**RECORD EXCERPTS:**
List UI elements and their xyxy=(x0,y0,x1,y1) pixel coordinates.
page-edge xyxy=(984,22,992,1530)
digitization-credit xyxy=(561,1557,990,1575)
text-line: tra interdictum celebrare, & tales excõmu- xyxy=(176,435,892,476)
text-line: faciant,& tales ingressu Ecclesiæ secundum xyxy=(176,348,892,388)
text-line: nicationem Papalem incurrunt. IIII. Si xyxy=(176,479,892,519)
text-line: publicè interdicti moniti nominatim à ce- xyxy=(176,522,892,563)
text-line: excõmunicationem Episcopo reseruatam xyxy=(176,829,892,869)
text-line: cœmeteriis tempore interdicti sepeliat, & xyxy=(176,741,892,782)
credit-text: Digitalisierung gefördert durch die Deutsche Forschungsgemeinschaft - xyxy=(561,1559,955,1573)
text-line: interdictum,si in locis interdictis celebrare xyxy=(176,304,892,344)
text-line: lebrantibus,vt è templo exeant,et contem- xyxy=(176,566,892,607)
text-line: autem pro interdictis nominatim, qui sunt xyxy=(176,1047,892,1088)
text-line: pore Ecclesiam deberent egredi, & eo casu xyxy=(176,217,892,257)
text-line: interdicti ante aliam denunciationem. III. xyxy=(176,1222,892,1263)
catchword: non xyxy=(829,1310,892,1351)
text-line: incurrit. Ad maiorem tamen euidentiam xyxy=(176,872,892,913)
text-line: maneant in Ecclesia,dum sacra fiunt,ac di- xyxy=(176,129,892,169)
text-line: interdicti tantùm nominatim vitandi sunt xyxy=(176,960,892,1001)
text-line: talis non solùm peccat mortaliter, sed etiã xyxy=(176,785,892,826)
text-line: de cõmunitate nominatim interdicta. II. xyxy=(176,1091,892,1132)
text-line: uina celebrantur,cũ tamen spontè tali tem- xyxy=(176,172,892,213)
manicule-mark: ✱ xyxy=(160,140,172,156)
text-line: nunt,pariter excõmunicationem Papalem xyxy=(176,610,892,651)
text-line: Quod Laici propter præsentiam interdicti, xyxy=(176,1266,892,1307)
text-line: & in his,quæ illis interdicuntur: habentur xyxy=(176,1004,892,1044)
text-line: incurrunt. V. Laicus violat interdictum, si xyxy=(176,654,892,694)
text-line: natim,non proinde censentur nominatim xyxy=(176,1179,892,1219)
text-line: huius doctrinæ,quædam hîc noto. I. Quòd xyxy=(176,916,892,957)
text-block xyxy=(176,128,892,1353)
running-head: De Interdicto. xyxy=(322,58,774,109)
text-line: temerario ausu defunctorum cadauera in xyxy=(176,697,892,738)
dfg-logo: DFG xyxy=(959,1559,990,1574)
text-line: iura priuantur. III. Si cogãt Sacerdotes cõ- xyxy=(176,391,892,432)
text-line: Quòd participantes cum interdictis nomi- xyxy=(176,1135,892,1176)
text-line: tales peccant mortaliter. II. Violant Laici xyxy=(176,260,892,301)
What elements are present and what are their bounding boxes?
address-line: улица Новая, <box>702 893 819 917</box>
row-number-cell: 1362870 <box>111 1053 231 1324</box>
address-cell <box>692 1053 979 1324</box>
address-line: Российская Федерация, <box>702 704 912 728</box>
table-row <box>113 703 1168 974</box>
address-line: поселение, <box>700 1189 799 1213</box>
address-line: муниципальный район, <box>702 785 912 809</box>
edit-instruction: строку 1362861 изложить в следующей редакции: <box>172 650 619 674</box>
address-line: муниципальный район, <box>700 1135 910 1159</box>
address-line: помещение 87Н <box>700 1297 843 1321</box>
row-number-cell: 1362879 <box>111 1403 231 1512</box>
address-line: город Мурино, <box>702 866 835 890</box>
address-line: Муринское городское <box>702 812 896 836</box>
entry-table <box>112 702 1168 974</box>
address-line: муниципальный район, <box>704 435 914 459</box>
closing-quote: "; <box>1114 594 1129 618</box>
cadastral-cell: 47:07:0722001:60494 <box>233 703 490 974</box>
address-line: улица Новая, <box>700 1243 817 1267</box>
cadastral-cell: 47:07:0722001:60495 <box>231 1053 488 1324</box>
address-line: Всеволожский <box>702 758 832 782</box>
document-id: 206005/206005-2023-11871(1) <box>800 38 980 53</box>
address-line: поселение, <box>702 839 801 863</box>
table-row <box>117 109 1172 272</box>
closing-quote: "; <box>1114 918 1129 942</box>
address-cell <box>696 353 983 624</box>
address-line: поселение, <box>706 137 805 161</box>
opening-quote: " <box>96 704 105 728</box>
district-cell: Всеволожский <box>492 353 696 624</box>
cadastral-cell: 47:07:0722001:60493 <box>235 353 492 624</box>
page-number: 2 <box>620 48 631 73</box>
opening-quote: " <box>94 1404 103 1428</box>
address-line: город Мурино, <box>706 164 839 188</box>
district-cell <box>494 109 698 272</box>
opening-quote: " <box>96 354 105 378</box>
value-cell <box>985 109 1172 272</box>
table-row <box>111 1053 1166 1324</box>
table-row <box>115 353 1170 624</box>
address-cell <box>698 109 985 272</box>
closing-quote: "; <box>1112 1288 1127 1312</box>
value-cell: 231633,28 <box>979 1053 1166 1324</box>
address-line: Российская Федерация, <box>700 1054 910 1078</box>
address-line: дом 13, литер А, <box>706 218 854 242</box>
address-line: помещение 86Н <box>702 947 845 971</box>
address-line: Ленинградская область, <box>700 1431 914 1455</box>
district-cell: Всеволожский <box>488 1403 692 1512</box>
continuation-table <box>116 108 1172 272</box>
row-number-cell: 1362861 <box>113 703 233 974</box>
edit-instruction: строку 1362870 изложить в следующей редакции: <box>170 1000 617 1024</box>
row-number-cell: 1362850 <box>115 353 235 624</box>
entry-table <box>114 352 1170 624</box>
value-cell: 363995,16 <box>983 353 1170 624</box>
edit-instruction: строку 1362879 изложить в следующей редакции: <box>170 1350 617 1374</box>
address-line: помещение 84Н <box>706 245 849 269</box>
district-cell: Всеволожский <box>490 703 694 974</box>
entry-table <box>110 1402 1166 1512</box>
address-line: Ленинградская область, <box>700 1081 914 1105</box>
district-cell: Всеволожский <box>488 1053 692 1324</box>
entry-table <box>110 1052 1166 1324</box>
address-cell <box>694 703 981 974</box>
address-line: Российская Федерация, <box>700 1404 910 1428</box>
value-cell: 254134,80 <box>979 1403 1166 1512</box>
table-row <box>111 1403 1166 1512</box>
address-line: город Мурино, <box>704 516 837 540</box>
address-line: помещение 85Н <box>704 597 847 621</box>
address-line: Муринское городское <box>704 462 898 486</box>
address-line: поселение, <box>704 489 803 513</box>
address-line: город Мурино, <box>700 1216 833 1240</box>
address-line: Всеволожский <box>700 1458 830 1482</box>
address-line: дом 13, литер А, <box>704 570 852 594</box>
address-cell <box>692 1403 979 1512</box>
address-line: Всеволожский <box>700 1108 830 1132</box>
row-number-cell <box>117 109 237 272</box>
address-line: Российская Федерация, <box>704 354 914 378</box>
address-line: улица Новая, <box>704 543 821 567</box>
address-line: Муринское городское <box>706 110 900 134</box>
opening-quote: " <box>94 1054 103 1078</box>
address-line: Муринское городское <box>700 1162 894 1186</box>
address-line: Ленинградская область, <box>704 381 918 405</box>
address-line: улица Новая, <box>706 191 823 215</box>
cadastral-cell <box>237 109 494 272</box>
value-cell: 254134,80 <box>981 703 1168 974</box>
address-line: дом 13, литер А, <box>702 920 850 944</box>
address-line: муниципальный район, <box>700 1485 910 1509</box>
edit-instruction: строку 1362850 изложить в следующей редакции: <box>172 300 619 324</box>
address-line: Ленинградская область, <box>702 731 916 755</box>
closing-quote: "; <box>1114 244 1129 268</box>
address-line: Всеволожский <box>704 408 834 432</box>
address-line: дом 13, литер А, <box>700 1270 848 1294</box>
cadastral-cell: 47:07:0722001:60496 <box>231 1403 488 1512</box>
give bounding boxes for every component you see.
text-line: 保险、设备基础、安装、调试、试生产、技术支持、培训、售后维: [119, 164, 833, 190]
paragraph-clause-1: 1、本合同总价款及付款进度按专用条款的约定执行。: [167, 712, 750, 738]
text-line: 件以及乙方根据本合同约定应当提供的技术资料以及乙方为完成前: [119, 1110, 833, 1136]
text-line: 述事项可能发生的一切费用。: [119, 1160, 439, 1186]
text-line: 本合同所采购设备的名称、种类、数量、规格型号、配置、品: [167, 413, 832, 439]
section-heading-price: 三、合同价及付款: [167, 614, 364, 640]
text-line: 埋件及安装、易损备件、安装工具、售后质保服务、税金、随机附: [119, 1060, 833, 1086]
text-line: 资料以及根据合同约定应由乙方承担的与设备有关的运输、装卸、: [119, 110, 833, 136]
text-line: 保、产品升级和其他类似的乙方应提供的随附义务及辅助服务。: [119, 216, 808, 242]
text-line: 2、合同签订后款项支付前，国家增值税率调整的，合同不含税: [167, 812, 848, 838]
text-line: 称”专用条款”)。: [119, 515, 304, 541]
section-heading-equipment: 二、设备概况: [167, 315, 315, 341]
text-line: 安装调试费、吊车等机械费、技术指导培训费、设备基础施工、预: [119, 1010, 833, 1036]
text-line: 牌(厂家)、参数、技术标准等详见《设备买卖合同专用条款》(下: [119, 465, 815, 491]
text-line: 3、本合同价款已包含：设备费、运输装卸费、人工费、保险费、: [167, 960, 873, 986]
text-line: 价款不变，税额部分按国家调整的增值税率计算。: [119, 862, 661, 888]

**GIVEN REQUEST:** Rewrite the records from their first line through the line containing "text-line: autem pro", inclusive. Switch "nominatim" to "expresse" and leave everything else unchanged.

**EXPECTED OUTPUT:**
List UI elements and their xyxy=(x0,y0,x1,y1) pixel coordinates.
page-edge xyxy=(984,22,992,1530)
digitization-credit xyxy=(561,1557,990,1575)
text-line: tra interdictum celebrare, & tales excõmu- xyxy=(176,435,892,476)
text-line: faciant,& tales ingressu Ecclesiæ secundum xyxy=(176,348,892,388)
text-line: nicationem Papalem incurrunt. IIII. Si xyxy=(176,479,892,519)
text-line: publicè interdicti moniti expresse à ce- xyxy=(176,522,892,563)
text-line: excõmunicationem Episcopo reseruatam xyxy=(176,829,892,869)
text-line: cœmeteriis tempore interdicti sepeliat, & xyxy=(176,741,892,782)
credit-text: Digitalisierung gefördert durch die Deutsche Forschungsgemeinschaft - xyxy=(561,1559,955,1573)
text-line: interdictum,si in locis interdictis celebrare xyxy=(176,304,892,344)
text-line: lebrantibus,vt è templo exeant,et contem- xyxy=(176,566,892,607)
text-line: autem pro interdictis expresse, qui sunt xyxy=(176,1047,892,1088)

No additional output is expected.